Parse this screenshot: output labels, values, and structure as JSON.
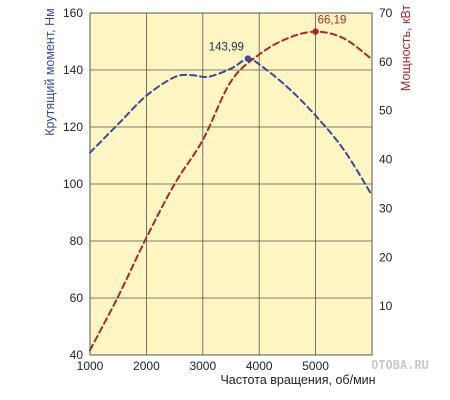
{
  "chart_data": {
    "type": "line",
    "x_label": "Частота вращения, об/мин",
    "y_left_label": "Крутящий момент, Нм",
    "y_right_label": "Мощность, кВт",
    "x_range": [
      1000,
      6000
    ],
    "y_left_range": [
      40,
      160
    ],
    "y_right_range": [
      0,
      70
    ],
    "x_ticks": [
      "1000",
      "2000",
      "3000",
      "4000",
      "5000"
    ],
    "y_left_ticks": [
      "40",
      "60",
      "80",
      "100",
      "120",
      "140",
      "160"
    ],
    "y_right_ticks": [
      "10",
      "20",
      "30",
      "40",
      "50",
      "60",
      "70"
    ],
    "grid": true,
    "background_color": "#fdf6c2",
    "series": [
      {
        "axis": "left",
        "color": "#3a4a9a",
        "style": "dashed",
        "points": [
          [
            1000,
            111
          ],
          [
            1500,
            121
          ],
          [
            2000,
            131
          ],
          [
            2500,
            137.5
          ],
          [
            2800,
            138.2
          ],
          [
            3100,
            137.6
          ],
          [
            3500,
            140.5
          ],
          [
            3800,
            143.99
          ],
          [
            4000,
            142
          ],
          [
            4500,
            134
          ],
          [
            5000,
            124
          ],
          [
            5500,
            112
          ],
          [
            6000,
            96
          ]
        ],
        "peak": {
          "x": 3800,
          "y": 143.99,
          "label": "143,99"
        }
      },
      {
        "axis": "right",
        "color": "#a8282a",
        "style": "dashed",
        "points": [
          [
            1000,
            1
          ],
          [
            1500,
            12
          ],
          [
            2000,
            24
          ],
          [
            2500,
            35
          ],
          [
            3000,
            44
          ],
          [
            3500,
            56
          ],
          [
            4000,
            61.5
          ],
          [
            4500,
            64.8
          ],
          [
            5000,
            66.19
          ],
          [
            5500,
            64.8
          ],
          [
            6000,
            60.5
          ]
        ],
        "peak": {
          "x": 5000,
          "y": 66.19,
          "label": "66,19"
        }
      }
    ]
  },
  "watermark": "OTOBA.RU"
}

==

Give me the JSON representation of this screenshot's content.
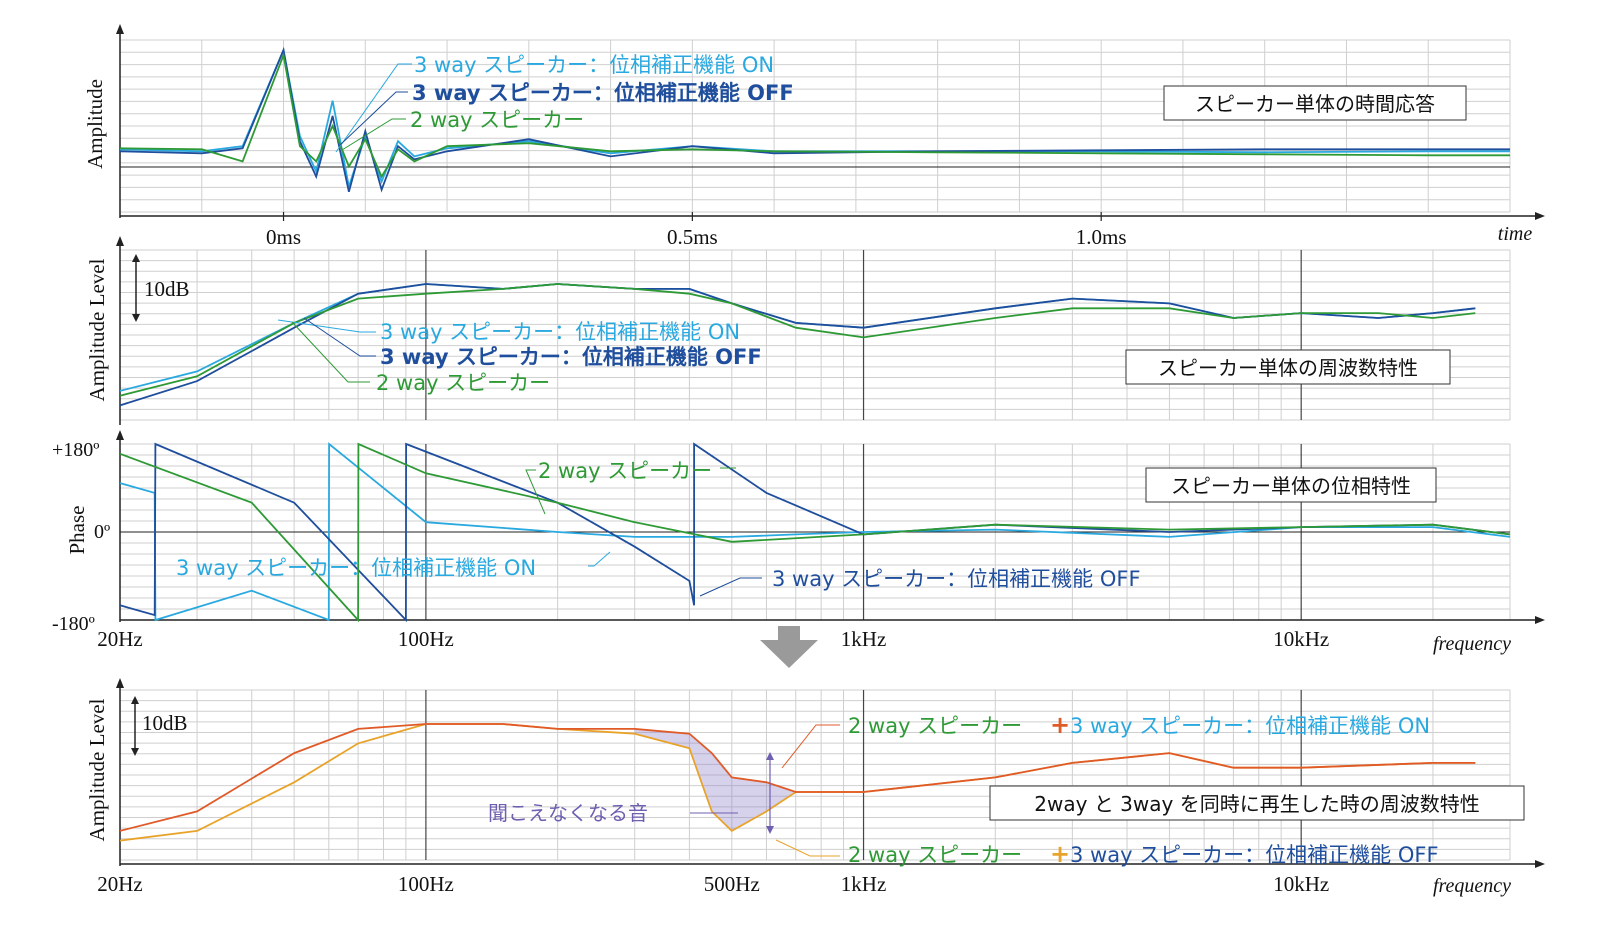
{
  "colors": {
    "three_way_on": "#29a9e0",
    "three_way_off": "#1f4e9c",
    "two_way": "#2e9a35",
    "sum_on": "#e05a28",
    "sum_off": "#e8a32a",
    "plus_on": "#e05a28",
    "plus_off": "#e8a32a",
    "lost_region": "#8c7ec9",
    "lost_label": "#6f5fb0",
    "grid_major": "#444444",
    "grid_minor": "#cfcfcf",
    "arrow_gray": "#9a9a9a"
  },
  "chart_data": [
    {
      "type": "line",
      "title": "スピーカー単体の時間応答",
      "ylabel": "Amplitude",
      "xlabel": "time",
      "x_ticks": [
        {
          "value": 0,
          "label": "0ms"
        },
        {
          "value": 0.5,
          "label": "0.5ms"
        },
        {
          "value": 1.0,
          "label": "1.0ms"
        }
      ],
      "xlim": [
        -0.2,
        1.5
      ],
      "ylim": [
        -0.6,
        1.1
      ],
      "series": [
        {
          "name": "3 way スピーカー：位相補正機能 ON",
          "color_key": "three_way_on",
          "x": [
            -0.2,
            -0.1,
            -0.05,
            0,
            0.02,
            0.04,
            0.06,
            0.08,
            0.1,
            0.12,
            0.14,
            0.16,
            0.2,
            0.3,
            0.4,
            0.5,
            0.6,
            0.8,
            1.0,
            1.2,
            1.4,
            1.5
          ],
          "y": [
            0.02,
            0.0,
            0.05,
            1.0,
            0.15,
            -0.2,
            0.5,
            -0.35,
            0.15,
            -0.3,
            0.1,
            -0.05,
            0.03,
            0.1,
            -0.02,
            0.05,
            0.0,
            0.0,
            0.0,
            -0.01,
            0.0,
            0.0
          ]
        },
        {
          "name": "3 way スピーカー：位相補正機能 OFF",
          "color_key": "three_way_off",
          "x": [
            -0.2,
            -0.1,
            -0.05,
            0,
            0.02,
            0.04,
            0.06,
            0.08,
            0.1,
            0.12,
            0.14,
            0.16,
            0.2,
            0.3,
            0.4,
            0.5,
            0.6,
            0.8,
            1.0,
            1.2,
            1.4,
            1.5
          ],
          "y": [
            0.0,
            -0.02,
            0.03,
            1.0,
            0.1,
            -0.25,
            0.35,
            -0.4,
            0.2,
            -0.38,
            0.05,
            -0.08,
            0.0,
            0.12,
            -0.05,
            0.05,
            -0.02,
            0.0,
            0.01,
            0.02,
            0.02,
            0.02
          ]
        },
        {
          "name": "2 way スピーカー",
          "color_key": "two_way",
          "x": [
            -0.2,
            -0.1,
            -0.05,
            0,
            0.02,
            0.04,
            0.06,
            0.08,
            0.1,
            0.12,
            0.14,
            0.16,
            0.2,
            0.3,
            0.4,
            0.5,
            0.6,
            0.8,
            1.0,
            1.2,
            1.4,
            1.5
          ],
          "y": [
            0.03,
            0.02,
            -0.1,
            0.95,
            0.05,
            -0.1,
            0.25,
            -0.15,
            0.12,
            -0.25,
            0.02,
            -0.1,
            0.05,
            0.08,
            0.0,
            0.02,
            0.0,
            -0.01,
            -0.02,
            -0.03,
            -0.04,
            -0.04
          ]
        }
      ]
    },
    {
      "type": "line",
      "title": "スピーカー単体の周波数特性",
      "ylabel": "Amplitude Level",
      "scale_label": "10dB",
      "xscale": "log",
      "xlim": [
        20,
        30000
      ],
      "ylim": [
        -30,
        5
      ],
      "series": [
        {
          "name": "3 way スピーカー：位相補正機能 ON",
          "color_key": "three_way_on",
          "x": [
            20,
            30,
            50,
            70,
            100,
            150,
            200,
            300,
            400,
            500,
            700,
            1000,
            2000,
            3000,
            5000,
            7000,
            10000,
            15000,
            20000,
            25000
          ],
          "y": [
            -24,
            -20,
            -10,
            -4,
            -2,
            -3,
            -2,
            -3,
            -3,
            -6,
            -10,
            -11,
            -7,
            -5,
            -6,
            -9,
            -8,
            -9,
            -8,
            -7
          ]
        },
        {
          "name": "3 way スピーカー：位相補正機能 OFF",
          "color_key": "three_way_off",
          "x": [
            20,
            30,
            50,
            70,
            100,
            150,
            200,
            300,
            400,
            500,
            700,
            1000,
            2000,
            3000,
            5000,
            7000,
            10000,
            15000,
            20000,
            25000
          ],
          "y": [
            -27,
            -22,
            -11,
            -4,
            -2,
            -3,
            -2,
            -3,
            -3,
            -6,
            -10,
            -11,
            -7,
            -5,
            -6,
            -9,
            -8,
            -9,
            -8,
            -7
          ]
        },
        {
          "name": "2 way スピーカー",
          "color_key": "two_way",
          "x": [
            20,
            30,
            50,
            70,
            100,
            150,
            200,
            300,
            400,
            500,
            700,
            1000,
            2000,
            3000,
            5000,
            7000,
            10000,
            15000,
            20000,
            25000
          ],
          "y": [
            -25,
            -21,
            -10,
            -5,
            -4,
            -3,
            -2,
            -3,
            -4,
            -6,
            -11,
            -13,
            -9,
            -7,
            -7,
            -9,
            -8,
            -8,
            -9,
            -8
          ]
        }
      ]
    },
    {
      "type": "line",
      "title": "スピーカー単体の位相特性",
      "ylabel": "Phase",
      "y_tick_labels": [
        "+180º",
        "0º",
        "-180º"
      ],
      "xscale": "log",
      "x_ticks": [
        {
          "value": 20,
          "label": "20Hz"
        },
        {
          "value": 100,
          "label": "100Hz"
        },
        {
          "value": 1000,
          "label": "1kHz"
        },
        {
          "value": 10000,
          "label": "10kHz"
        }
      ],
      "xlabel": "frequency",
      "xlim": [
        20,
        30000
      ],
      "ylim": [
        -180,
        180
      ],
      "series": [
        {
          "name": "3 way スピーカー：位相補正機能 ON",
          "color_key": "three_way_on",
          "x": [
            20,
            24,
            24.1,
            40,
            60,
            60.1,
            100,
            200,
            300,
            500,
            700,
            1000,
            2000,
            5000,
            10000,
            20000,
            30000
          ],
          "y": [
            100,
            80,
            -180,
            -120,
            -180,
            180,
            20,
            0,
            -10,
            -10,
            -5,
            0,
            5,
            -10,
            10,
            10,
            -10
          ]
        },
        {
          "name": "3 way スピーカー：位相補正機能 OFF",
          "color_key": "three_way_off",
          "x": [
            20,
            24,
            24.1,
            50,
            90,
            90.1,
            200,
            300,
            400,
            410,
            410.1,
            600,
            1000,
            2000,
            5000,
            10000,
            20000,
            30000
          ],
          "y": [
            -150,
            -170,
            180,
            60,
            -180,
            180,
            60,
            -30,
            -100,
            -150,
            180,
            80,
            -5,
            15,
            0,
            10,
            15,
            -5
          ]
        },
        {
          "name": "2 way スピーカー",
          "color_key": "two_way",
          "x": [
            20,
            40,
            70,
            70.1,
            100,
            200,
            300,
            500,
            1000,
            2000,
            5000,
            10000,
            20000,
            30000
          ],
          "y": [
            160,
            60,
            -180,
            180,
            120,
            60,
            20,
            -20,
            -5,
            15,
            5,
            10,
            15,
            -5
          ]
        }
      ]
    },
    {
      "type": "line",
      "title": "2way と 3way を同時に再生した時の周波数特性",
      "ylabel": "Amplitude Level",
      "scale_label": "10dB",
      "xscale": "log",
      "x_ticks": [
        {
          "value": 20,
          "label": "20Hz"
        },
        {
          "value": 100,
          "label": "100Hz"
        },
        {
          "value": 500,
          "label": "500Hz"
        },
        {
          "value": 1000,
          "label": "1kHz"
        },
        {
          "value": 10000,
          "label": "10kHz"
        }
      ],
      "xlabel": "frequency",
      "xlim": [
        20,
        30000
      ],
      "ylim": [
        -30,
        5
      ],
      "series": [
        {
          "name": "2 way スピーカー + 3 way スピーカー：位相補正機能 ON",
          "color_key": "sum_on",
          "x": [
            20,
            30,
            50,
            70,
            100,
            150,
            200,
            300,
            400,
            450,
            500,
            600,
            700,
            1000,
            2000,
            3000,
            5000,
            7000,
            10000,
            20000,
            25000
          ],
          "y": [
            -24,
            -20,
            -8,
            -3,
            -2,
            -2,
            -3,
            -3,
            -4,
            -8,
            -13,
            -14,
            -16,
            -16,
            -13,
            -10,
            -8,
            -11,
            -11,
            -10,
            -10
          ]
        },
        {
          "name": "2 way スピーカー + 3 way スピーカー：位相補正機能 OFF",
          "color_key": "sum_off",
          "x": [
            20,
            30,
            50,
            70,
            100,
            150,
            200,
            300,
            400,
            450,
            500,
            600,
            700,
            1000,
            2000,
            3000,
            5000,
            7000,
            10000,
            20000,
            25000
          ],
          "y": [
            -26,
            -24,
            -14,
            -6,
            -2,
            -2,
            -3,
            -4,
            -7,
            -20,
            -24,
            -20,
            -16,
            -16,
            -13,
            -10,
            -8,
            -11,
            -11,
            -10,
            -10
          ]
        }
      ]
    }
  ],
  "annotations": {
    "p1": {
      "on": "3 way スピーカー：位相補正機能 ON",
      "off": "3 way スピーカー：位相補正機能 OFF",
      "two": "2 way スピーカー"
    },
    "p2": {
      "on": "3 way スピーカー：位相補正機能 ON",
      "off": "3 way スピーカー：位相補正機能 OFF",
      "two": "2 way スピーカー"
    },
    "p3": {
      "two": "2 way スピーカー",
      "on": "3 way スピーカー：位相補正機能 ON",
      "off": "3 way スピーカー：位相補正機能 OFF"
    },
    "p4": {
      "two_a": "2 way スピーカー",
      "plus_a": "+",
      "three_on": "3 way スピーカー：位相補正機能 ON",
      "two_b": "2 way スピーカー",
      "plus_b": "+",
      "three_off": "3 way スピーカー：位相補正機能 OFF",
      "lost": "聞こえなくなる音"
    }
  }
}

Your goal: Provide the number of lines in the data above that contain the string "this", and nothing else.

Response: 2